Text segment
Four of the biggest drug companies in the world have agreed to pay $26 billion to settle an opioid crisis lawsuit.

According to NBC News, a group of state attorneys general confirmed the landmark deal Wednesday, after years of negotiations with Johnson & Johnson and drug distributors AmerisourceBergen Corp., Cardinal Health Inc., and McKesson Corp. The companies are accused of fueling the nation’s epidemic of opioid addiction, which reportedly resulted in more than half a million drug overdose deaths from 2009 to 2019.

The settlement was the result of a bipartisan effort that included the attorneys general from Tennessee, North Carolina, Pennsylvania, Louisiana, Delaware, Connecticut, and New York. The deal must be approved by more than 40 states and hundreds of local governments before it can resolve hundreds of claims and lawsuits filed in both federal and state courts. If approved, J&J will pay $5 billion over a nine year period, while AmerisourceBergen and Cardinal Health will each pay $6.4 billion over 18 years, and McKesson will pay $7.9 billion over 18 years.

Work request 1
In the opioid settlement article, take the part that opens with the words containing "The settlement was" and closes with "over 18 years.", and write it out again with "settlement" switched to "agreement".
Work request 2
Carry on the opioid settlement article past its last sentence.

Data under study
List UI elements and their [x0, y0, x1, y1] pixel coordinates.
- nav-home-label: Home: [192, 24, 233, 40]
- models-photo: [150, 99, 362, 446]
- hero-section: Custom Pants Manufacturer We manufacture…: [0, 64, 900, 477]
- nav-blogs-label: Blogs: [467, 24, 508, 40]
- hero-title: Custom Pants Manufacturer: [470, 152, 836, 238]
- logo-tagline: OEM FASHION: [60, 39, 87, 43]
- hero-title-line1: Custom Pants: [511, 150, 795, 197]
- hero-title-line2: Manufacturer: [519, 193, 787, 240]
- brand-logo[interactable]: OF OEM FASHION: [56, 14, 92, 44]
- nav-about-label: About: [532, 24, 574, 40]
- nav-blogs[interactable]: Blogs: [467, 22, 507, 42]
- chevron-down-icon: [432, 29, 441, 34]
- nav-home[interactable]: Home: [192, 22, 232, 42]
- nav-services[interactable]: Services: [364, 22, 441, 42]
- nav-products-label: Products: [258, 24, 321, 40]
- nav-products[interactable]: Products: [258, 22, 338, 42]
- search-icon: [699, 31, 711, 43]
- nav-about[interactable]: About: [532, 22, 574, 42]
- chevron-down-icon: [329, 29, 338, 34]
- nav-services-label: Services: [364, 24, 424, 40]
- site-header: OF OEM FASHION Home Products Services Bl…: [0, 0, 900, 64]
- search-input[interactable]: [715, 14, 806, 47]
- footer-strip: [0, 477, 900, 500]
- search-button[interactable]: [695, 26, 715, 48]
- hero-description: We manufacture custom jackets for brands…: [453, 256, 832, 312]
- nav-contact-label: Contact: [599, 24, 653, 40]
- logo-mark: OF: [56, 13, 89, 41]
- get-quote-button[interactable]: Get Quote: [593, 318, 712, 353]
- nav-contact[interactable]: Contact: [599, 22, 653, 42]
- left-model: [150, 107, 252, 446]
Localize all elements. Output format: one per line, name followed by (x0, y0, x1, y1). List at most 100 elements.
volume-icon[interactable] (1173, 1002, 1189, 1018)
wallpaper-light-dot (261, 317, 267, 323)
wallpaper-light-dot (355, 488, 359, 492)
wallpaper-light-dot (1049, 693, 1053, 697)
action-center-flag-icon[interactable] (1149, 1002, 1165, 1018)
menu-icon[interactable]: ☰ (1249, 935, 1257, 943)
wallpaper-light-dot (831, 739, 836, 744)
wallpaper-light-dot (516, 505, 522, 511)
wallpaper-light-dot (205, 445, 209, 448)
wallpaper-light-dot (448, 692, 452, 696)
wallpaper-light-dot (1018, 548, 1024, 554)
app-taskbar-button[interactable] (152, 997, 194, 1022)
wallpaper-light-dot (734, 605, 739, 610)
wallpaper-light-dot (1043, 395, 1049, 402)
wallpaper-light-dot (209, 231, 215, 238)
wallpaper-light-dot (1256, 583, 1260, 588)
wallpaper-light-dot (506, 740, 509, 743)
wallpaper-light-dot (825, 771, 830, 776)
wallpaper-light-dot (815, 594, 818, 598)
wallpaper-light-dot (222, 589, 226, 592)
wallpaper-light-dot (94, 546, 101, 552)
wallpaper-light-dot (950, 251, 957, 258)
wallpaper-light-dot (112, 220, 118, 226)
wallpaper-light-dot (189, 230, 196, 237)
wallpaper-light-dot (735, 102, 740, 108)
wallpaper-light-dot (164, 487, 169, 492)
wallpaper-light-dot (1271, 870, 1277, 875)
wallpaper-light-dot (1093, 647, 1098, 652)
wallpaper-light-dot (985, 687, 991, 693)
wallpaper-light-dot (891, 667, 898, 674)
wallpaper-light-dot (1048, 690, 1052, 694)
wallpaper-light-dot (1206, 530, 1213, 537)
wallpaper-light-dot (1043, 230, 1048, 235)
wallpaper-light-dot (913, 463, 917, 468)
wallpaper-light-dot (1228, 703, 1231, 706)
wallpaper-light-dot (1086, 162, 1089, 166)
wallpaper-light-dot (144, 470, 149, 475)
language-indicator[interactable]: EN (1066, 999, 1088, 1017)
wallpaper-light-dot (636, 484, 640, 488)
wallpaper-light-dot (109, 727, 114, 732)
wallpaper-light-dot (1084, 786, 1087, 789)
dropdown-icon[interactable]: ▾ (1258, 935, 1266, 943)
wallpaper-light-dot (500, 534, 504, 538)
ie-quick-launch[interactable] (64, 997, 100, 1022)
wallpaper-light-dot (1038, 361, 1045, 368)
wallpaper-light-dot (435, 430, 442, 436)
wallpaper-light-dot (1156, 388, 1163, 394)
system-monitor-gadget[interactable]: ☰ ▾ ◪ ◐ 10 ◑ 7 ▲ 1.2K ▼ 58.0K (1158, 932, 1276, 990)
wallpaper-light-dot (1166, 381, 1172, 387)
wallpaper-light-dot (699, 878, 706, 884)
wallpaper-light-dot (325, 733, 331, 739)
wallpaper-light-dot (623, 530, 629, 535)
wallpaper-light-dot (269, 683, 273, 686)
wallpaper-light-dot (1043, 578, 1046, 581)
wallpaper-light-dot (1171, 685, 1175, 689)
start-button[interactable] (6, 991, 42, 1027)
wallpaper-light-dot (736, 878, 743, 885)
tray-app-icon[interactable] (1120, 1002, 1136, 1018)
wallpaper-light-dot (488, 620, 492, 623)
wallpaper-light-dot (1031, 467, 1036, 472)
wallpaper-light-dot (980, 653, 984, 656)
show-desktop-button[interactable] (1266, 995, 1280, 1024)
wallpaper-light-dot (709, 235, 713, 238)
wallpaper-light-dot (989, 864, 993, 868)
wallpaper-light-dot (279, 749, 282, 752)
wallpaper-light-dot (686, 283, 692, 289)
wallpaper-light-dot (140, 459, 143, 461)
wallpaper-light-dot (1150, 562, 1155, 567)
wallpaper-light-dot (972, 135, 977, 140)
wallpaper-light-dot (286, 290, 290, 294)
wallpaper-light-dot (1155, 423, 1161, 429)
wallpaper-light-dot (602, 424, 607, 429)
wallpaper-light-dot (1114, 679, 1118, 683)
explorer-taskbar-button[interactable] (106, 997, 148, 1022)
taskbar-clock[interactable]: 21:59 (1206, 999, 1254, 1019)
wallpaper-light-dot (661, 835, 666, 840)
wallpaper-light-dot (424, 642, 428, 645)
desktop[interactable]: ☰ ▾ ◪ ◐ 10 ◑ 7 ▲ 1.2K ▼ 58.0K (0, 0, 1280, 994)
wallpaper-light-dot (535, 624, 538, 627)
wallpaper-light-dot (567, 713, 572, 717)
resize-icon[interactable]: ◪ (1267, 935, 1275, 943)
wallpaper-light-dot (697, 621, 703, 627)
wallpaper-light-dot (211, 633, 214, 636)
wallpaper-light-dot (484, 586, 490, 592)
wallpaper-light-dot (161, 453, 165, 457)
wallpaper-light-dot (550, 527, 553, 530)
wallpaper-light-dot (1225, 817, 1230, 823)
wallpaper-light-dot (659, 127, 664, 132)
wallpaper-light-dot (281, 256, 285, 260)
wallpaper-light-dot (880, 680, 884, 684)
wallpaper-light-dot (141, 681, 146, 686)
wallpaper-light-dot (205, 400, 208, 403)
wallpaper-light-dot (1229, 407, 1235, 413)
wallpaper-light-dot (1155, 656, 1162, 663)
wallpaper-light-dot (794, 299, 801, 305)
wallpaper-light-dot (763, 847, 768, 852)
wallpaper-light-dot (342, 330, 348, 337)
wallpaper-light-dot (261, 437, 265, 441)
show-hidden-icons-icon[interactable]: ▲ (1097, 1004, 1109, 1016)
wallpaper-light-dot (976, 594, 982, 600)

Expected answer 1
The agreement was the result of a bipartisan effort that included the attorneys general from Tennessee, North Carolina, Pennsylvania, Louisiana, Delaware, Connecticut, and New York. The deal must be approved by more than 40 states and hundreds of local governments before it can resolve hundreds of claims and lawsuits filed in both federal and state courts. If approved, J&J will pay $5 billion over a nine year period, while AmerisourceBergen and Cardinal Health will each pay $6.4 billion over 18 years, and McKesson will pay $7.9 billion over 18 years.

Expected answer 2
NBC News reports the money will go toward the fight against opioid addiction, as it will fund various social services such as prevention, treatment, and educational programs. The deal does not include an admission of liability or wrongdoing.

“Today, we are holding these companies accountable and infusing tens of billions of dollars into communities across the nation, while taking significant steps to hold these companies accountable …” New York state Attorney General Letitia James said in a statement Wednesday. “While no amount of money nor any action can ever make up for the hundreds of thousands of lives lost or the millions more addicted to opioids, we can take every action possible to avoid any future devastation.”

Under the agreement, J&J will stop selling prescriptions opioids and halt funding for third-party entities that promote the substance. The three drug distributors will also be required to share aggregated distribution data in effort to prevent over-supplying certain regions with painkiller medications.

“We recognize the opioid crisis is a tremendously complex public health issue, and we have deep sympathy for everyone affected,” Michael Ullmann, J&J’s executive vice president and general counsel, said in a statement. “This settlement will directly support state and local efforts to make meaningful progress in addressing the opioid crisis in the United States.”